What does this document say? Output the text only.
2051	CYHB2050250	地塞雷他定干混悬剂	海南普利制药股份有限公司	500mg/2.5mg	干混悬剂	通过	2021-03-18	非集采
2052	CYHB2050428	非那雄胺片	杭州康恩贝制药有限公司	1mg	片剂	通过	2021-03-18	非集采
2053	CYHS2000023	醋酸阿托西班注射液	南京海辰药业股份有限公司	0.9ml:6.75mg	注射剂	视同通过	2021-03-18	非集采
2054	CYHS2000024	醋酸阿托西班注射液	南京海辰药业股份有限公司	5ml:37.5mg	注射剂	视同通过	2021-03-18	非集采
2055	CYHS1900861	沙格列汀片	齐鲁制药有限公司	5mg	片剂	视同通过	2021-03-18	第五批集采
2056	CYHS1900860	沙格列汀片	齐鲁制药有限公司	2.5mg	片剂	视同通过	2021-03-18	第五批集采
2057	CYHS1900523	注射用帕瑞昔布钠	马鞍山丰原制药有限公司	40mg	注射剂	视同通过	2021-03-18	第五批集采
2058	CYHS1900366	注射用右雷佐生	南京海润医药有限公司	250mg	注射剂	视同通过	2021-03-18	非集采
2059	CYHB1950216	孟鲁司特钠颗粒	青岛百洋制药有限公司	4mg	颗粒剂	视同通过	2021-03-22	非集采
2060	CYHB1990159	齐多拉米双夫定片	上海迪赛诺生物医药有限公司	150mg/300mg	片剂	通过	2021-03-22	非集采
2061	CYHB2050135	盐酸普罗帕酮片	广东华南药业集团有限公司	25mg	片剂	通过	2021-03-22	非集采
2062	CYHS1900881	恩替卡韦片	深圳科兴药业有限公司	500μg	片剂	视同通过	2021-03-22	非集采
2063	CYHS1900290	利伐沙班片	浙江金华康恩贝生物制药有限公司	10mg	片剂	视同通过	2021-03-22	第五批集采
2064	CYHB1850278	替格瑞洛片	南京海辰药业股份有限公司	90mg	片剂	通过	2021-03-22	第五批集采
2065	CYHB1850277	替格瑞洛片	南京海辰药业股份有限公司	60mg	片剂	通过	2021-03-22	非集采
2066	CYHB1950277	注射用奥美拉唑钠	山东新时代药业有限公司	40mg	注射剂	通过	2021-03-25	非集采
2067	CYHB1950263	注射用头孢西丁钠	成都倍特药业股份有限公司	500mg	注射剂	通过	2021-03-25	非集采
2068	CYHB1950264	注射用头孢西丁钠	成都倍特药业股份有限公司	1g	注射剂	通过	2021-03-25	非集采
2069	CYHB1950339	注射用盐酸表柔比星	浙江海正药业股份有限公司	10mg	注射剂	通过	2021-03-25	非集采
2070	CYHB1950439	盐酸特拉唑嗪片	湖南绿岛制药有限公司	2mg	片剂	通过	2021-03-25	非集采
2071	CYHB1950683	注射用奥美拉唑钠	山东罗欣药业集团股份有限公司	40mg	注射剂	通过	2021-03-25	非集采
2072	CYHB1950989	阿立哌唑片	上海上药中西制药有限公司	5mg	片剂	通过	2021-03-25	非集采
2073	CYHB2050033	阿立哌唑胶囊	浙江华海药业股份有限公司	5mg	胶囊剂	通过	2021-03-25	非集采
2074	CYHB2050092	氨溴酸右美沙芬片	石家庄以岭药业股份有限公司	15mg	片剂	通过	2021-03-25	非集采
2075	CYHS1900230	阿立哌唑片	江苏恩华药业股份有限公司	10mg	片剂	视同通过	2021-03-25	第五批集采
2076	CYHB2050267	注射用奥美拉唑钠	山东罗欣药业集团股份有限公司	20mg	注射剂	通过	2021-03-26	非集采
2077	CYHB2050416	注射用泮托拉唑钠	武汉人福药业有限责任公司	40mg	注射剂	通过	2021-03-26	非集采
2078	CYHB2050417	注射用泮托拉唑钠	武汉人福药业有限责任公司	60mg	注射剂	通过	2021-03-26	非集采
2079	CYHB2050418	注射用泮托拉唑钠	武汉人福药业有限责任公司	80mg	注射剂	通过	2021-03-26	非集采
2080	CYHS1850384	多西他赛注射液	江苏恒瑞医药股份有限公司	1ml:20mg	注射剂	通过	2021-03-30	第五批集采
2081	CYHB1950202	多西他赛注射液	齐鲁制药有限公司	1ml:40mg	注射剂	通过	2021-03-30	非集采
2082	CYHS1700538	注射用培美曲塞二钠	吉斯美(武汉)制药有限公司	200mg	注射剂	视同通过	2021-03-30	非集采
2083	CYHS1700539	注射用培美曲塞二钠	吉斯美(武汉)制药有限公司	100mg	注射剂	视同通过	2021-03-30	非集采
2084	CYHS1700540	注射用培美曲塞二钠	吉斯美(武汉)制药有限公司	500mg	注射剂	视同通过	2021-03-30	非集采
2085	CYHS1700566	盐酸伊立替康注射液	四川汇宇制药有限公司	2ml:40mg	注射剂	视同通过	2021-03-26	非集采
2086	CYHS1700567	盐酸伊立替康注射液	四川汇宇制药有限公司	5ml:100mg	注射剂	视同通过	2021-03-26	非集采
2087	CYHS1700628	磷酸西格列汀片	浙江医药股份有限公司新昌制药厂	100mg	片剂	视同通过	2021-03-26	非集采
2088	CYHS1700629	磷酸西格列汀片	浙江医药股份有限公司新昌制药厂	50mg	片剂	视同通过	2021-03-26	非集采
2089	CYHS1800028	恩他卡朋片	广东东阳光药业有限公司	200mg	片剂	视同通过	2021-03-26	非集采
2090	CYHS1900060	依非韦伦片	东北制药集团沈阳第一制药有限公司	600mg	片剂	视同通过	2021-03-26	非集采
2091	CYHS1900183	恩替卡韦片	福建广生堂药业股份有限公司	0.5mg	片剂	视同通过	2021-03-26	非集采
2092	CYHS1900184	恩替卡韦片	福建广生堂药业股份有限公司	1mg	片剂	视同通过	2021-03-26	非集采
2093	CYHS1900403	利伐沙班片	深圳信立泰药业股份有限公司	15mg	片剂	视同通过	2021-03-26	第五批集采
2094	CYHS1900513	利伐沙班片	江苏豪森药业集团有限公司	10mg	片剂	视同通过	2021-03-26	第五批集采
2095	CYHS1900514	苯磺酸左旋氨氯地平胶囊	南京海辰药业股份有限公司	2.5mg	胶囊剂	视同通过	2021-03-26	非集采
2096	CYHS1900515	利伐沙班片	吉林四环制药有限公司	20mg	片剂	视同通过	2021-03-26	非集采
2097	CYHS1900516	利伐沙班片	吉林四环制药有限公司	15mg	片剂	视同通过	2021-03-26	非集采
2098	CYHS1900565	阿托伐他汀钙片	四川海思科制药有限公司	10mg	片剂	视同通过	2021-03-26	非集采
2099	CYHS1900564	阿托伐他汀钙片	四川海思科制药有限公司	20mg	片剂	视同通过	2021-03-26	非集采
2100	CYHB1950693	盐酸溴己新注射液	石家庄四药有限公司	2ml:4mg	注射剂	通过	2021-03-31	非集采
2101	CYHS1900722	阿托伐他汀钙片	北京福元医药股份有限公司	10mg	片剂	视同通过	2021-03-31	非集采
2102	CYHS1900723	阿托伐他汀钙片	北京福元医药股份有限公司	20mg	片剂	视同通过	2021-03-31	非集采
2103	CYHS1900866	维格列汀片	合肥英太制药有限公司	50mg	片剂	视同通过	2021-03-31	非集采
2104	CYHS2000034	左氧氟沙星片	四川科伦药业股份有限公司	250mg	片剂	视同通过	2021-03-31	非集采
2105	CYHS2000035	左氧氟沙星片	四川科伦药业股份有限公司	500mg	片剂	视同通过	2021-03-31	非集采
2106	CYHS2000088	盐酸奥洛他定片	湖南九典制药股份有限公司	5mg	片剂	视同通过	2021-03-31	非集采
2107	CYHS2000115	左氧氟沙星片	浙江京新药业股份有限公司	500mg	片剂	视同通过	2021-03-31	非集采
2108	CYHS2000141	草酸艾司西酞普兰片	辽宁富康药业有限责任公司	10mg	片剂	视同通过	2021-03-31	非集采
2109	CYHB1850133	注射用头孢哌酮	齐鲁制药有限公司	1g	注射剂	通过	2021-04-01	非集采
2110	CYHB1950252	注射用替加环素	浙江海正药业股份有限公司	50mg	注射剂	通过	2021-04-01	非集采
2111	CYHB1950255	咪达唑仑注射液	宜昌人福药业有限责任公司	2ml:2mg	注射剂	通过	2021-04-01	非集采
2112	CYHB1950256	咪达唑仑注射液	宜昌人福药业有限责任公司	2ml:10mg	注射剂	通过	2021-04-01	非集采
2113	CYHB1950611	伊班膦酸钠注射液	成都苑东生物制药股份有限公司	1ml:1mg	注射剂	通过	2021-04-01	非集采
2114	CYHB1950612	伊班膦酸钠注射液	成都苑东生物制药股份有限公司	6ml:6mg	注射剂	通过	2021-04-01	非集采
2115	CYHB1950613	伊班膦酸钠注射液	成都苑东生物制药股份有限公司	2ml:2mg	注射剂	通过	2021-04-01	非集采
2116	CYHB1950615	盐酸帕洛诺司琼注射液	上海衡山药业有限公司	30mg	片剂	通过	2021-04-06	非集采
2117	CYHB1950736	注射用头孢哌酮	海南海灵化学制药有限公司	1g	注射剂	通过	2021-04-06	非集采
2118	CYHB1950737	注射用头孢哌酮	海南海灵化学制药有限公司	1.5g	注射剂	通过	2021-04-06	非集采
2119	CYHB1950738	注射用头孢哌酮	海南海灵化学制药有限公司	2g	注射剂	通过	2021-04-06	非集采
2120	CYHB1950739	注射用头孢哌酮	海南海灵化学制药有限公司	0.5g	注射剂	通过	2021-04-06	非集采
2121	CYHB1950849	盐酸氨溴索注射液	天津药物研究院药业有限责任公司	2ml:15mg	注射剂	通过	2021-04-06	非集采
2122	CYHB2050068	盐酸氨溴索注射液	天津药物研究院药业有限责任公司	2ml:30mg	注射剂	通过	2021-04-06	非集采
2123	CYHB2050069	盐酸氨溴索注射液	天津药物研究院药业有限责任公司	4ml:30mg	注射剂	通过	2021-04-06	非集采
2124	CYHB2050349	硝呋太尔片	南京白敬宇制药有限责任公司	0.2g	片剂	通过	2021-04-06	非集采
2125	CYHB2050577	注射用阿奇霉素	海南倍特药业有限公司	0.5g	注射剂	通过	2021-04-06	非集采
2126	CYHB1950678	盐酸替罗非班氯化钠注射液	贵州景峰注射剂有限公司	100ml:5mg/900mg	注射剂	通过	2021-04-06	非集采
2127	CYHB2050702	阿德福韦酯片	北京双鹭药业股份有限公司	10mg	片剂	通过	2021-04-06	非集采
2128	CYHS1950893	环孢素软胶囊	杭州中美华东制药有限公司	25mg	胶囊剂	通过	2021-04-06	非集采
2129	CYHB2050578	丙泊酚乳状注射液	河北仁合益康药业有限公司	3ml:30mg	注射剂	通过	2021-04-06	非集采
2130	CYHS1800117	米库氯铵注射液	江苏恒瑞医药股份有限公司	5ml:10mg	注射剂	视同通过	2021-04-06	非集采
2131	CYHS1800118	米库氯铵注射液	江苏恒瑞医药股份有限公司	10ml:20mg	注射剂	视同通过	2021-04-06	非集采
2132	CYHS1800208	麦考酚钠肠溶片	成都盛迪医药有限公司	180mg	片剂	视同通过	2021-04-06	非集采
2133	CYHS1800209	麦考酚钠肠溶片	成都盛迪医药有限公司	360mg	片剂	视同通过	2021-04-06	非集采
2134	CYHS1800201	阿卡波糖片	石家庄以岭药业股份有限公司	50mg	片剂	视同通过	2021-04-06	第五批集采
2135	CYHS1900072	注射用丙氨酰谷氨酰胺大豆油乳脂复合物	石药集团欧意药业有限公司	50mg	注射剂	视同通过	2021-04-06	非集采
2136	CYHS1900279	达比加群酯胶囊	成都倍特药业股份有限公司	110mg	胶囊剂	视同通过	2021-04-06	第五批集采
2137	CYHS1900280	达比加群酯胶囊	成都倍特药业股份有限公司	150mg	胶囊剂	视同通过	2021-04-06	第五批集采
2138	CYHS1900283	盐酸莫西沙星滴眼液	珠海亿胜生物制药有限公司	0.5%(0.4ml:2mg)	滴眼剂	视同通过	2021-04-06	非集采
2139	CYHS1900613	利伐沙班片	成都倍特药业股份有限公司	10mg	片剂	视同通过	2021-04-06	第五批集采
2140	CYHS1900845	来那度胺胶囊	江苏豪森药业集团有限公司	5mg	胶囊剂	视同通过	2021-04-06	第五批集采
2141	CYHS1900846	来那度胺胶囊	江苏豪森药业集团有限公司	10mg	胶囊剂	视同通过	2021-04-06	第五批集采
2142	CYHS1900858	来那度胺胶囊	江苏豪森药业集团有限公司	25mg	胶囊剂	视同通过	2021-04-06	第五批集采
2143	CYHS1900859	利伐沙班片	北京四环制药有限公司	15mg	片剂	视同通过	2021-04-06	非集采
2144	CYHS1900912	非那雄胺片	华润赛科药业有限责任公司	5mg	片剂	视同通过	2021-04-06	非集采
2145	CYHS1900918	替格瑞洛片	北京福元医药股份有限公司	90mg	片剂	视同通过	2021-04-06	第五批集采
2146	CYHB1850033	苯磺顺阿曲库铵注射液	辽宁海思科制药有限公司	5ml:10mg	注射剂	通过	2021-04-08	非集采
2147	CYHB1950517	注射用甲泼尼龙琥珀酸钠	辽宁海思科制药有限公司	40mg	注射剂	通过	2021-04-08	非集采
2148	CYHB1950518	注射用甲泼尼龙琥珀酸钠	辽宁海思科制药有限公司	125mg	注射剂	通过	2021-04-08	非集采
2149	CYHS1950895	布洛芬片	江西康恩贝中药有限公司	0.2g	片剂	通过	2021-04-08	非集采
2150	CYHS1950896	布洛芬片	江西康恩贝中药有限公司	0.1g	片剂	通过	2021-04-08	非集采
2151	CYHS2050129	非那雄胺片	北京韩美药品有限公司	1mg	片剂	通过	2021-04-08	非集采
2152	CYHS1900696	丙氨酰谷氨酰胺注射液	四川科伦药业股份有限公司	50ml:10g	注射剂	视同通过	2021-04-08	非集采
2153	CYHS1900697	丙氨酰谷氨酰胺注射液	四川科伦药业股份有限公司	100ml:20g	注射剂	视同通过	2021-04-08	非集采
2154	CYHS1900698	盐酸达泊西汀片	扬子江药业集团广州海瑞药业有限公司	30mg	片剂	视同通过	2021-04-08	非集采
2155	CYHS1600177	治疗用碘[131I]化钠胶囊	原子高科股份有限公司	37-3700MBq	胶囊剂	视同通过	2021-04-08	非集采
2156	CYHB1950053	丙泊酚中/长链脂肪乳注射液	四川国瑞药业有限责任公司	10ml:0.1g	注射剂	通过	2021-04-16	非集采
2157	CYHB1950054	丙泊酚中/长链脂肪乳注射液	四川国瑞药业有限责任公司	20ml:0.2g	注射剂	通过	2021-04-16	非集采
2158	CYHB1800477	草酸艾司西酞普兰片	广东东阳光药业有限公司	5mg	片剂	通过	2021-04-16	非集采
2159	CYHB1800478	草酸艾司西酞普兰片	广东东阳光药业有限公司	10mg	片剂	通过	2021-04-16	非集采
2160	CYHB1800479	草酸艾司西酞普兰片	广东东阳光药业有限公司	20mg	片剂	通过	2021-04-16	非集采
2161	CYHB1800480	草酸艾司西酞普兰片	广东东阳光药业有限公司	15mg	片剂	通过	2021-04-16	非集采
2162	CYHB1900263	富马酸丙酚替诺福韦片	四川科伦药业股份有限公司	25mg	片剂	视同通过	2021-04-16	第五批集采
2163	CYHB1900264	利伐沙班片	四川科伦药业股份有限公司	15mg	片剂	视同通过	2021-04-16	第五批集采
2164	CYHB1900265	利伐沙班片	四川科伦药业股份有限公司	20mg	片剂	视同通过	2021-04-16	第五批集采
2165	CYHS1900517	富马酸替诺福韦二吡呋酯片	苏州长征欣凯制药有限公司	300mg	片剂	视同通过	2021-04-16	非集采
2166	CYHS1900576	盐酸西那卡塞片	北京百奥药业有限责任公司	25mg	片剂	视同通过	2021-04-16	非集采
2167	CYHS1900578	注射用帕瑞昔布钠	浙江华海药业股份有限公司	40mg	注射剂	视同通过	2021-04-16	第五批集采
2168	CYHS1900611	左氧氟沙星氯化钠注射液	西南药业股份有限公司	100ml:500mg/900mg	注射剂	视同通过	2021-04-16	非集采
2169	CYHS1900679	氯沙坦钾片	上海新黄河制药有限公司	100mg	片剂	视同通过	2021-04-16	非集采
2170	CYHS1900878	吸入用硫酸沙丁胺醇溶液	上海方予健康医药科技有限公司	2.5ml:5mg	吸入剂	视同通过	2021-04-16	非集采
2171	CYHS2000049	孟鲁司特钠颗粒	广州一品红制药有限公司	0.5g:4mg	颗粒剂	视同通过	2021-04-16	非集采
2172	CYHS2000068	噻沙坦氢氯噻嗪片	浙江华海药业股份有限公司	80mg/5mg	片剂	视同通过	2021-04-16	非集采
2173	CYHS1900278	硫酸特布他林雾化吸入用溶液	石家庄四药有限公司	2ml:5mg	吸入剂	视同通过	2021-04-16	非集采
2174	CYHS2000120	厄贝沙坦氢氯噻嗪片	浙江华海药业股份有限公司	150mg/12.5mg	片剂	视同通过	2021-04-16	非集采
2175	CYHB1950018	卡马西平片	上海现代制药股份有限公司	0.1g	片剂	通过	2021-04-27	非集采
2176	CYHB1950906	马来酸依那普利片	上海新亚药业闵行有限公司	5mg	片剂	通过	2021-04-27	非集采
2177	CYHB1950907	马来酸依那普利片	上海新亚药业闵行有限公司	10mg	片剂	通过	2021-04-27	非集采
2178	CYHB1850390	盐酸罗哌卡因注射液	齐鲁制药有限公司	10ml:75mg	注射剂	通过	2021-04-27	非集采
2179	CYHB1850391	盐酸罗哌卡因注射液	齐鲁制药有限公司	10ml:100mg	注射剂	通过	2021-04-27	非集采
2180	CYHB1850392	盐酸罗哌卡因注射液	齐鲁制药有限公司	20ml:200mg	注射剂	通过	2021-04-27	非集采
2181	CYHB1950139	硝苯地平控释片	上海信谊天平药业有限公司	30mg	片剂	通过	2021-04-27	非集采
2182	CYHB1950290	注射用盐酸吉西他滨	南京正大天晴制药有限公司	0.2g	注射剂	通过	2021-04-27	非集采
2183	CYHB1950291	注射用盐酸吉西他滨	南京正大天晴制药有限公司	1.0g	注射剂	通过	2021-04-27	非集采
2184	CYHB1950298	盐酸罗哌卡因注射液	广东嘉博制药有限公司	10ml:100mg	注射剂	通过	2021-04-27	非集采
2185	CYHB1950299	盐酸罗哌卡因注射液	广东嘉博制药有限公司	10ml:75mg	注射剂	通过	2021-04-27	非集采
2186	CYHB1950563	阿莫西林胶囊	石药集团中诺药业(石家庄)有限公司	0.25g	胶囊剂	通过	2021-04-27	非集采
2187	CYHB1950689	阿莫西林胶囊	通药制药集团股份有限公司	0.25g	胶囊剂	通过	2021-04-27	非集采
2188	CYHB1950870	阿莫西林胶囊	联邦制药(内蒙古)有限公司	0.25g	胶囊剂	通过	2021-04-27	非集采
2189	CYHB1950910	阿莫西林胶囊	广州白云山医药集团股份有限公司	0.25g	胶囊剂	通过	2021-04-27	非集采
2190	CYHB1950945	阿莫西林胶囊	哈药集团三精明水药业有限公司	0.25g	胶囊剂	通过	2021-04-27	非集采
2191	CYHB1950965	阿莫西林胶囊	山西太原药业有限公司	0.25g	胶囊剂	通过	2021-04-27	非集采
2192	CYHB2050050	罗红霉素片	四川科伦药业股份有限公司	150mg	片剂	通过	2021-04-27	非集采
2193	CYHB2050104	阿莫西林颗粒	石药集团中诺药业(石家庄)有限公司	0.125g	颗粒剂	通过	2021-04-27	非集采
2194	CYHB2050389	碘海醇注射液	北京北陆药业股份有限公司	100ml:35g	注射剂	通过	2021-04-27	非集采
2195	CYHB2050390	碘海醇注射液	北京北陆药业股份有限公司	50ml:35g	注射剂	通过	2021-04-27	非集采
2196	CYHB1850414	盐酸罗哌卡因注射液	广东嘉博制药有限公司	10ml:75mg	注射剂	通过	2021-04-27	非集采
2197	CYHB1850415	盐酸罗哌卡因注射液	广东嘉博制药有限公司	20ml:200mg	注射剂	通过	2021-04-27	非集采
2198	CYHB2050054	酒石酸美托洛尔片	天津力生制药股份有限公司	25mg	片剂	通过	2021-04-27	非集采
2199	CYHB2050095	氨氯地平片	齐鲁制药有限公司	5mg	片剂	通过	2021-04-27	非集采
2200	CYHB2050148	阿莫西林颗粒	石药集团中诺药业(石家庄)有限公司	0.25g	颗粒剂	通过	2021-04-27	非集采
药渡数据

Exercise objective:
Tally up the lines in the records that contain the word "齐鲁制药有限公司" and give only the total.

Response for this exercise:
8